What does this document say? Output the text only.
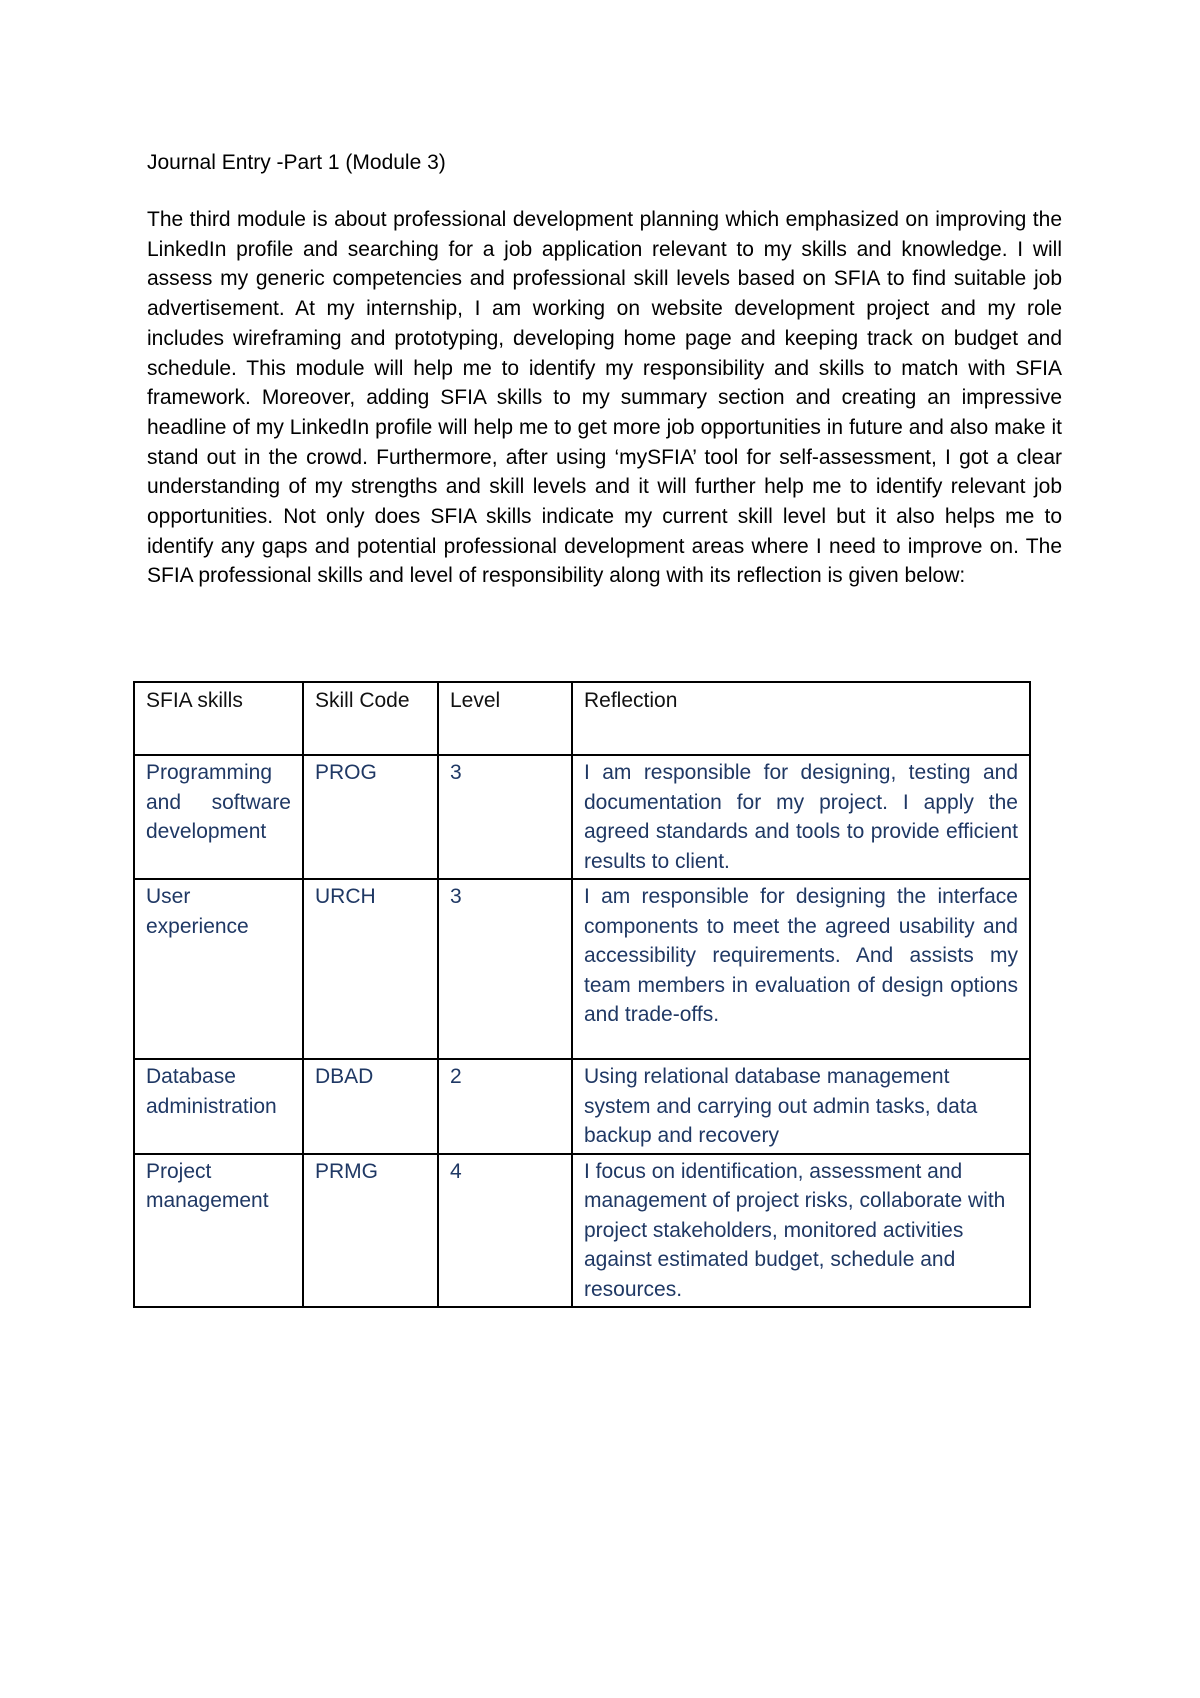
Journal Entry -Part 1 (Module 3)
The third module is about professional development planning which emphasized on improving the LinkedIn profile and searching for a job application relevant to my skills and knowledge. I will assess my generic competencies and professional skill levels based on SFIA to find suitable job advertisement. At my internship, I am working on website development project and my role includes wireframing and prototyping, developing home page and keeping track on budget and schedule. This module will help me to identify my responsibility and skills to match with SFIA framework. Moreover, adding SFIA skills to my summary section and creating an impressive headline of my LinkedIn profile will help me to get more job opportunities in future and also make it stand out in the crowd. Furthermore, after using ‘mySFIA’ tool for self-assessment, I got a clear understanding of my strengths and skill levels and it will further help me to identify relevant job opportunities. Not only does SFIA skills indicate my current skill level but it also helps me to identify any gaps and potential professional development areas where I need to improve on. The SFIA professional skills and level of responsibility along with its reflection is given below:
SFIA skills	Skill Code	Level	Reflection
Programming and software development	PROG	3	I am responsible for designing, testing and documentation for my project. I apply the agreed standards and tools to provide efficient results to client.
User experience	URCH	3	I am responsible for designing the interface components to meet the agreed usability and accessibility requirements. And assists my team members in evaluation of design options and trade-offs.
Database administration	DBAD	2	Using relational database management system and carrying out admin tasks, data backup and recovery
Project management	PRMG	4	I focus on identification, assessment and management of project risks, collaborate with project stakeholders, monitored activities against estimated budget, schedule and resources.
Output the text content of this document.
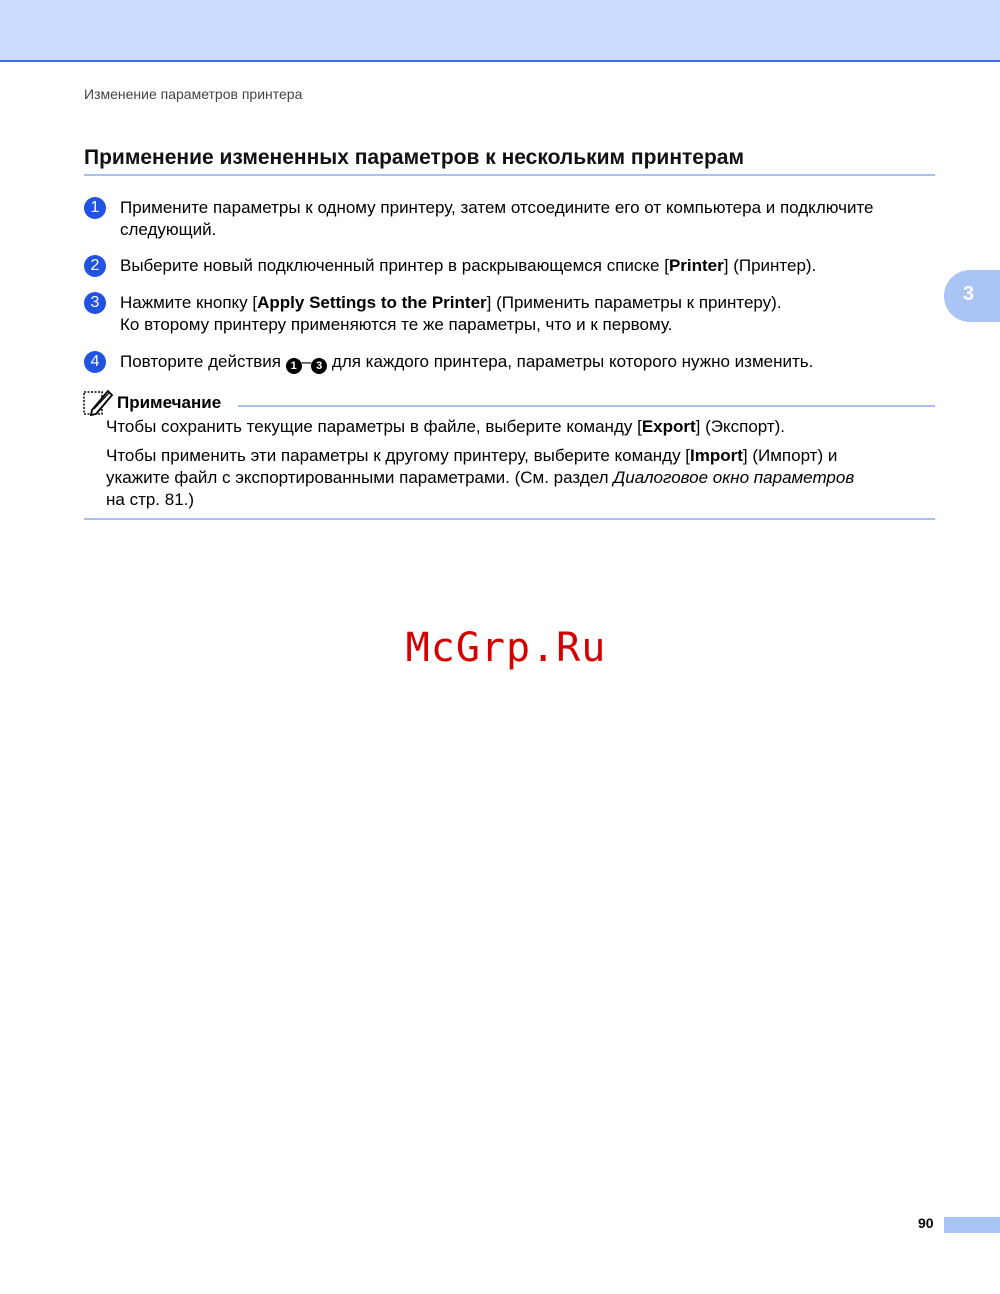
Изменение параметров принтера
Применение измененных параметров к нескольким принтерам
3
1	Примените параметры к одному принтеру, затем отсоедините его от компьютера и подключите
следующий.
2	Выберите новый подключенный принтер в раскрывающемся списке [Printer] (Принтер).
3	Нажмите кнопку [Apply Settings to the Printer] (Применить параметры к принтеру).
Ко второму принтеру применяются те же параметры, что и к первому.
4	Повторите действия 1 – 3 для каждого принтера, параметры которого нужно изменить.
Примечание
Чтобы сохранить текущие параметры в файле, выберите команду [Export] (Экспорт).
Чтобы применить эти параметры к другому принтеру, выберите команду [Import] (Импорт) и
укажите файл с экспортированными параметрами. (См. раздел Диалоговое окно параметров
на стр. 81.)
McGrp.Ru
90
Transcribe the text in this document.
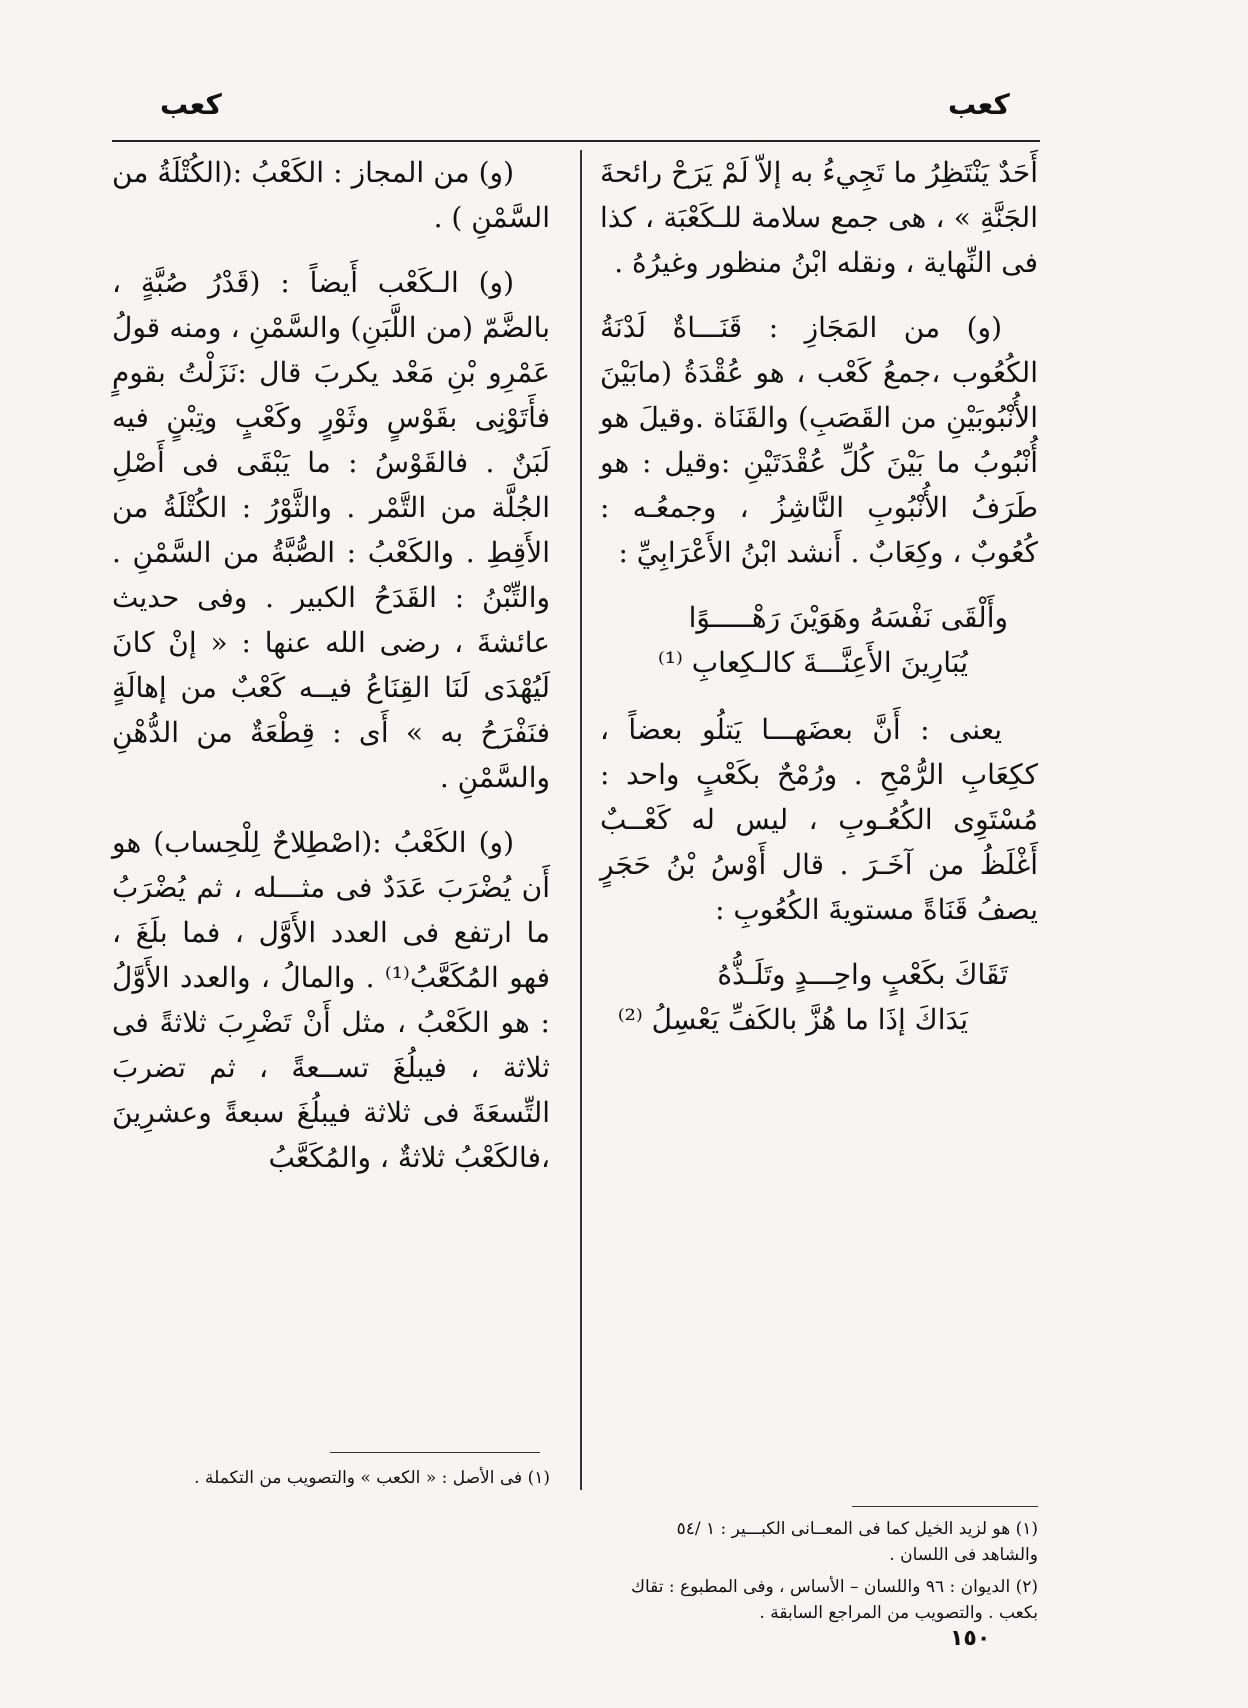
كعب
كعب

أَحَدٌ يَنْتَظِرُ ما تَجِيءُ به إلاّ لَمْ يَرَحْ رائحةَ الجَنَّةِ » ، هى جمع سلامة للـكَعْبَة ، كذا فى النِّهاية ، ونقله ابْنُ منظور وغيرُهُ .

(و) من المَجَازِ : قَنَـــاةٌ لَدْنَةُ الكُعُوب ،جمعُ كَعْب ، هو عُقْدَةُ (مابَيْنَ الأُنْبُوبَيْنِ من القَصَبِ) والقَنَاة .وقيلَ هو أُنْبُوبُ ما بَيْنَ كُلِّ عُقْدَتَيْنِ :وقيل : هو طَرَفُ الأُنْبُوبِ النَّاشِزُ ، وجمعُـه : كُعُوبٌ ، وكِعَابٌ . أَنشد ابْنُ الأَعْرَابِيِّ :

وأَلْقَى نَفْسَهُ وهَوَيْنَ رَهْـــــوًا
يُبَارِينَ الأَعِنَّـــةَ كالـكِعابِ ⁽¹⁾

يعنى : أَنَّ بعضَهـــا يَتلُو بعضاً ، ككِعَابِ الرُّمْحِ . ورُمْحٌ بكَعْبٍ واحد : مُسْتَوِى الكُعُـوبِ ، ليس له كَعْــبٌ أَغْلَظُ من آخَـرَ . قال أَوْسُ بْنُ حَجَرٍ يصفُ قَنَاةً مستويةَ الكُعُوبِ :

تَقَاكَ بكَعْبٍ واحِـــدٍ وتَلَـذُّهُ
يَدَاكَ إذَا ما هُزَّ بالكَفِّ يَعْسِلُ ⁽²⁾

(و) من المجاز : الكَعْبُ :(الكُتْلَةُ من السَّمْنِ ) .

(و) الـكَعْب أَيضاً : (قَدْرُ صُبَّةٍ ، بالضَّمّ (من اللَّبَنِ) والسَّمْنِ ، ومنه قولُ عَمْرِو بْنِ مَعْد يكربَ قال :نَزَلْتُ بقومٍ فأَتَوْنِى بقَوْسٍ وثَوْرٍ وكَعْبٍ وتِبْنٍ فيه لَبَنٌ . فالقَوْسُ : ما يَبْقَى فى أَصْلِ الجُلَّة من التَّمْر . والثَّوْرُ : الكُتْلَةُ من الأَقِطِ . والكَعْبُ : الصُّبَّةُ من السَّمْنِ . والتِّبْنُ : القَدَحُ الكبير . وفى حديث عائشةَ ، رضى الله عنها : « إنْ كانَ لَيُهْدَى لَنَا القِنَاعُ فيــه كَعْبٌ من إهالَةٍ فنَفْرَحُ به » أَى : قِطْعَةٌ من الدُّهْنِ والسَّمْنِ .

(و) الكَعْبُ :(اصْطِلاحٌ لِلْحِساب) هو أَن يُضْرَبَ عَدَدٌ فى مثـــله ، ثم يُضْرَبُ ما ارتفع فى العدد الأَوَّل ، فما بلَغَ ، فهو المُكَعَّبُ⁽¹⁾ . والمالُ ، والعدد الأَوَّلُ : هو الكَعْبُ ، مثل أَنْ تَضْرِبَ ثلاثةً فى ثلاثة ، فيبلُغَ تســعةً ، ثم تضربَ التِّسعَةَ فى ثلاثة فيبلُغَ سبعةً وعشرِينَ ،فالكَعْبُ ثلاثةٌ ، والمُكَعَّبُ

(١) هو لزيد الخيل كما فى المعــانى الكبـــير : ١ /٥٤ والشاهد فى اللسان .

(٢) الديوان : ٩٦ واللسان – الأساس ، وفى المطبوع : تقاك بكعب . والتصويب من المراجع السابقة .

(١) فى الأصل : « الكعب » والتصويب من التكملة .

١٥٠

----

Objective :: Which lines hold the word "Чтобы"? Return all of them from the records above.

Exercise answer ::
Чтобы сохранить текущие параметры в файле, выберите команду [Export] (Экспорт).
Чтобы применить эти параметры к другому принтеру, выберите команду [Import] (Импорт) и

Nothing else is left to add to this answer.